**THE PROBLEM:** Write out the material below again, unchanged.

******************************

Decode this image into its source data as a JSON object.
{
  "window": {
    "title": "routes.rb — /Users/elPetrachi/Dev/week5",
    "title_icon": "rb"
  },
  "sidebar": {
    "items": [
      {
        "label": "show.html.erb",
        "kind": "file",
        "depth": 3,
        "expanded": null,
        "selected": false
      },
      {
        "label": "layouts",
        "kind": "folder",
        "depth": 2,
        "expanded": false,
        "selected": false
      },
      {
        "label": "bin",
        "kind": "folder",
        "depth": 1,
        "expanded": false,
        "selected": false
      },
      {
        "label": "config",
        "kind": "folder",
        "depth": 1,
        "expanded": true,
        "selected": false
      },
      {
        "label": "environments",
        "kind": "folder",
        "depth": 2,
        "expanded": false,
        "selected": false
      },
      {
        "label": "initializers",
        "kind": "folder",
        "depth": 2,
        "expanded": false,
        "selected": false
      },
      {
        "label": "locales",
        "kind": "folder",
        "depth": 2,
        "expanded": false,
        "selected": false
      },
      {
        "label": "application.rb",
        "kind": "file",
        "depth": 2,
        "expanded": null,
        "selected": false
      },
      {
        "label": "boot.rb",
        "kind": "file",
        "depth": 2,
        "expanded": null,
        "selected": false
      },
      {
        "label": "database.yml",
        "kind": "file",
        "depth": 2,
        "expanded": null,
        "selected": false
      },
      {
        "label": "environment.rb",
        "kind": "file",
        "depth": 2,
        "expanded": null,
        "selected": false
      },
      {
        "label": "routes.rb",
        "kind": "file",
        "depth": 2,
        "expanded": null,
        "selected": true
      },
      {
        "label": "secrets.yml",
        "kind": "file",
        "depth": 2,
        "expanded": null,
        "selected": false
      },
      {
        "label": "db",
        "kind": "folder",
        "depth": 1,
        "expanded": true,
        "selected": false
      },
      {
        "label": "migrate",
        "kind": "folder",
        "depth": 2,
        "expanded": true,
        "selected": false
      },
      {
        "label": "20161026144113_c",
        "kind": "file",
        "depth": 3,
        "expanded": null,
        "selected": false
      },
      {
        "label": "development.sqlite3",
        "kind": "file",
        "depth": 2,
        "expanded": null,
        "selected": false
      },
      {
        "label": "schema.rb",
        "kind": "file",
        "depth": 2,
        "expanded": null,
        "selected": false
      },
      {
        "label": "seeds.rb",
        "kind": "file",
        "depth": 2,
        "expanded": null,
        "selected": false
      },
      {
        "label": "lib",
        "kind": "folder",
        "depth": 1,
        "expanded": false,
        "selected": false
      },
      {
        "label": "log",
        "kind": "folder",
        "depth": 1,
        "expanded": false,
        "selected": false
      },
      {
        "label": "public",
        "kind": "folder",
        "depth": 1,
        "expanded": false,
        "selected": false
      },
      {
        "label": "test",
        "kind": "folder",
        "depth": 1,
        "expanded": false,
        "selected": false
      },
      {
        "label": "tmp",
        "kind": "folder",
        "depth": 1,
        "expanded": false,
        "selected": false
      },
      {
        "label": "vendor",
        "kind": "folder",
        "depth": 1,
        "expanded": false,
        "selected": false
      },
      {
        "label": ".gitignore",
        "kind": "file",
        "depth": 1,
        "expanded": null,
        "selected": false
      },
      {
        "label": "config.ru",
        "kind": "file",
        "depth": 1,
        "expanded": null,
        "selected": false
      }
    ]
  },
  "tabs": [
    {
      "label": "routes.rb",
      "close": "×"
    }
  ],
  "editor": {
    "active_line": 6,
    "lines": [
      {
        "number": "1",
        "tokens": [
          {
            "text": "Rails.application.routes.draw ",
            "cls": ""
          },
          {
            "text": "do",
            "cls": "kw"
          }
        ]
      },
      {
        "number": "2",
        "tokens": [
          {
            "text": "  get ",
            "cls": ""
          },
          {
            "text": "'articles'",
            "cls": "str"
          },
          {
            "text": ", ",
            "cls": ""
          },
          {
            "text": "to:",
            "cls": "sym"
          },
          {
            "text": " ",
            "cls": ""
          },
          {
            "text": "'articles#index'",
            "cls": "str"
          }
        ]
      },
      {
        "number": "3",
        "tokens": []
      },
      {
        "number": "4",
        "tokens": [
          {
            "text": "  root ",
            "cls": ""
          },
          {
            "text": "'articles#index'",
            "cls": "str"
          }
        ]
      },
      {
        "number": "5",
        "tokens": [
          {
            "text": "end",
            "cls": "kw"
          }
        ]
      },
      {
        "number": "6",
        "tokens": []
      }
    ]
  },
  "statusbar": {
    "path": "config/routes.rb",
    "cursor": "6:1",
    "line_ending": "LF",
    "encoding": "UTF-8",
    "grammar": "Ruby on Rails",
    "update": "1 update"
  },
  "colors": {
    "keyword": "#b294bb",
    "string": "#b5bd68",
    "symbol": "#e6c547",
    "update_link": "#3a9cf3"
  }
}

******************************

**RESULT OF THIS TASK:**
Decode this image into its source data as a JSON object.
{
  "window": {
    "title": "routes.rb — /Users/elPetrachi/Dev/week5",
    "title_icon": "rb"
  },
  "sidebar": {
    "items": [
      {
        "label": "show.html.erb",
        "kind": "file",
        "depth": 3,
        "expanded": null,
        "selected": false
      },
      {
        "label": "layouts",
        "kind": "folder",
        "depth": 2,
        "expanded": false,
        "selected": false
      },
      {
        "label": "bin",
        "kind": "folder",
        "depth": 1,
        "expanded": false,
        "selected": false
      },
      {
        "label": "config",
        "kind": "folder",
        "depth": 1,
        "expanded": true,
        "selected": false
      },
      {
        "label": "environments",
        "kind": "folder",
        "depth": 2,
        "expanded": false,
        "selected": false
      },
      {
        "label": "initializers",
        "kind": "folder",
        "depth": 2,
        "expanded": false,
        "selected": false
      },
      {
        "label": "locales",
        "kind": "folder",
        "depth": 2,
        "expanded": false,
        "selected": false
      },
      {
        "label": "application.rb",
        "kind": "file",
        "depth": 2,
        "expanded": null,
        "selected": false
      },
      {
        "label": "boot.rb",
        "kind": "file",
        "depth": 2,
        "expanded": null,
        "selected": false
      },
      {
        "label": "database.yml",
        "kind": "file",
        "depth": 2,
        "expanded": null,
        "selected": false
      },
      {
        "label": "environment.rb",
        "kind": "file",
        "depth": 2,
        "expanded": null,
        "selected": false
      },
      {
        "label": "routes.rb",
        "kind": "file",
        "depth": 2,
        "expanded": null,
        "selected": true
      },
      {
        "label": "secrets.yml",
        "kind": "file",
        "depth": 2,
        "expanded": null,
        "selected": false
      },
      {
        "label": "db",
        "kind": "folder",
        "depth": 1,
        "expanded": true,
        "selected": false
      },
      {
        "label": "migrate",
        "kind": "folder",
        "depth": 2,
        "expanded": true,
        "selected": false
      },
      {
        "label": "20161026144113_c",
        "kind": "file",
        "depth": 3,
        "expanded": null,
        "selected": false
      },
      {
        "label": "development.sqlite3",
        "kind": "file",
        "depth": 2,
        "expanded": null,
        "selected": false
      },
      {
        "label": "schema.rb",
        "kind": "file",
        "depth": 2,
        "expanded": null,
        "selected": false
      },
      {
        "label": "seeds.rb",
        "kind": "file",
        "depth": 2,
        "expanded": null,
        "selected": false
      },
      {
        "label": "lib",
        "kind": "folder",
        "depth": 1,
        "expanded": false,
        "selected": false
      },
      {
        "label": "log",
        "kind": "folder",
        "depth": 1,
        "expanded": false,
        "selected": false
      },
      {
        "label": "public",
        "kind": "folder",
        "depth": 1,
        "expanded": false,
        "selected": false
      },
      {
        "label": "test",
        "kind": "folder",
        "depth": 1,
        "expanded": false,
        "selected": false
      },
      {
        "label": "tmp",
        "kind": "folder",
        "depth": 1,
        "expanded": false,
        "selected": false
      },
      {
        "label": "vendor",
        "kind": "folder",
        "depth": 1,
        "expanded": false,
        "selected": false
      },
      {
        "label": ".gitignore",
        "kind": "file",
        "depth": 1,
        "expanded": null,
        "selected": false
      },
      {
        "label": "config.ru",
        "kind": "file",
        "depth": 1,
        "expanded": null,
        "selected": false
      }
    ]
  },
  "tabs": [
    {
      "label": "routes.rb",
      "close": "×"
    }
  ],
  "editor": {
    "active_line": 6,
    "lines": [
      {
        "number": "1",
        "tokens": [
          {
            "text": "Rails.application.routes.draw ",
            "cls": ""
          },
          {
            "text": "do",
            "cls": "kw"
          }
        ]
      },
      {
        "number": "2",
        "tokens": [
          {
            "text": "  get ",
            "cls": ""
          },
          {
            "text": "'articles'",
            "cls": "str"
          },
          {
            "text": ", ",
            "cls": ""
          },
          {
            "text": "to:",
            "cls": "sym"
          },
          {
            "text": " ",
            "cls": ""
          },
          {
            "text": "'articles#index'",
            "cls": "str"
          }
        ]
      },
      {
        "number": "3",
        "tokens": []
      },
      {
        "number": "4",
        "tokens": [
          {
            "text": "  root ",
            "cls": ""
          },
          {
            "text": "'articles#index'",
            "cls": "str"
          }
        ]
      },
      {
        "number": "5",
        "tokens": [
          {
            "text": "end",
            "cls": "kw"
          }
        ]
      },
      {
        "number": "6",
        "tokens": []
      }
    ]
  },
  "statusbar": {
    "path": "config/routes.rb",
    "cursor": "6:1",
    "line_ending": "LF",
    "encoding": "UTF-8",
    "grammar": "Ruby on Rails",
    "update": "1 update"
  },
  "colors": {
    "keyword": "#b294bb",
    "string": "#b5bd68",
    "symbol": "#e6c547",
    "update_link": "#3a9cf3"
  }
}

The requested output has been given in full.